> **YOUR OBJECTIVE**:
Look for "Giacomo" in each line of the records, and copy the lines that have it.
::: EXTRACTED RECORDS :::
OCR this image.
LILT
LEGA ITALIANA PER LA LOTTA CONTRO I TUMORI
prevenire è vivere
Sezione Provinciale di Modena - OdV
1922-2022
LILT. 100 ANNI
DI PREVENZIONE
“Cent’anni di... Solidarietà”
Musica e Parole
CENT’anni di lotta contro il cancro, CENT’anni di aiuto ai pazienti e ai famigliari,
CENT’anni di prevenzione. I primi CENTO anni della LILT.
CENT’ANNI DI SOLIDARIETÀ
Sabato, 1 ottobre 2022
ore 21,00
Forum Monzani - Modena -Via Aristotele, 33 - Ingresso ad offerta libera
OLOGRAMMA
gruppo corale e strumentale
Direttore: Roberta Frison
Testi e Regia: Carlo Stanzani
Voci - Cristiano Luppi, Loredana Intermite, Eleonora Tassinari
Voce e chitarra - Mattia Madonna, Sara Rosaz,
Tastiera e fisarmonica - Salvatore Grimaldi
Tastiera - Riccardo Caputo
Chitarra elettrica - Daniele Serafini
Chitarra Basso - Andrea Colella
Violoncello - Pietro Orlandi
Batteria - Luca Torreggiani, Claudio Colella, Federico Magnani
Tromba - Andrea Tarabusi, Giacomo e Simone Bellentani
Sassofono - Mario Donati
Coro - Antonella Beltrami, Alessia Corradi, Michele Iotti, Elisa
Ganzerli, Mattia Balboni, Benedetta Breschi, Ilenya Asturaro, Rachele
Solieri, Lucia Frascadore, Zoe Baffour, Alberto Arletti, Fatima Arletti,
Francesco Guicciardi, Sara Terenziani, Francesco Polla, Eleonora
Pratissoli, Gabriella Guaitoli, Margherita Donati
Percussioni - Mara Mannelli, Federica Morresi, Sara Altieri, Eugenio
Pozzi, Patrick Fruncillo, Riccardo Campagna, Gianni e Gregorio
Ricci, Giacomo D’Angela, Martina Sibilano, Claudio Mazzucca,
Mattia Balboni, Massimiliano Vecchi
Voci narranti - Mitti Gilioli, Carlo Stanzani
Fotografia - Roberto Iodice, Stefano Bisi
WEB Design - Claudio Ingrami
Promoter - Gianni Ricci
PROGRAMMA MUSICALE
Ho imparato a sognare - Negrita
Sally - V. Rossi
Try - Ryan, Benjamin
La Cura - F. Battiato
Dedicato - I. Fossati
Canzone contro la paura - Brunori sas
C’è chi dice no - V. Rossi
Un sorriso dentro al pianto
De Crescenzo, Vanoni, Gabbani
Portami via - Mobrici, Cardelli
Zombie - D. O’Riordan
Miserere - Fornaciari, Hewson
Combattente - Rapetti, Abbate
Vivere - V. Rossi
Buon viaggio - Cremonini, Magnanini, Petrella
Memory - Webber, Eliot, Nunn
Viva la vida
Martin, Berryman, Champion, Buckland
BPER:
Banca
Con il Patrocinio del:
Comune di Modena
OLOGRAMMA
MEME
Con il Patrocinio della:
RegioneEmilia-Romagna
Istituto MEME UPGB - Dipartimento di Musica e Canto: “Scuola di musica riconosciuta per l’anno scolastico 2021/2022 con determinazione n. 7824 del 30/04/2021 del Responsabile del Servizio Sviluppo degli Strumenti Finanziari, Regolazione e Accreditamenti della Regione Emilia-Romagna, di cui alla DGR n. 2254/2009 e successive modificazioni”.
:::
> **RESULT OF THE TASK**:
Tromba - Andrea Tarabusi, Giacomo e Simone Bellentani
Ricci, Giacomo D’Angela, Martina Sibilano, Claudio Mazzucca,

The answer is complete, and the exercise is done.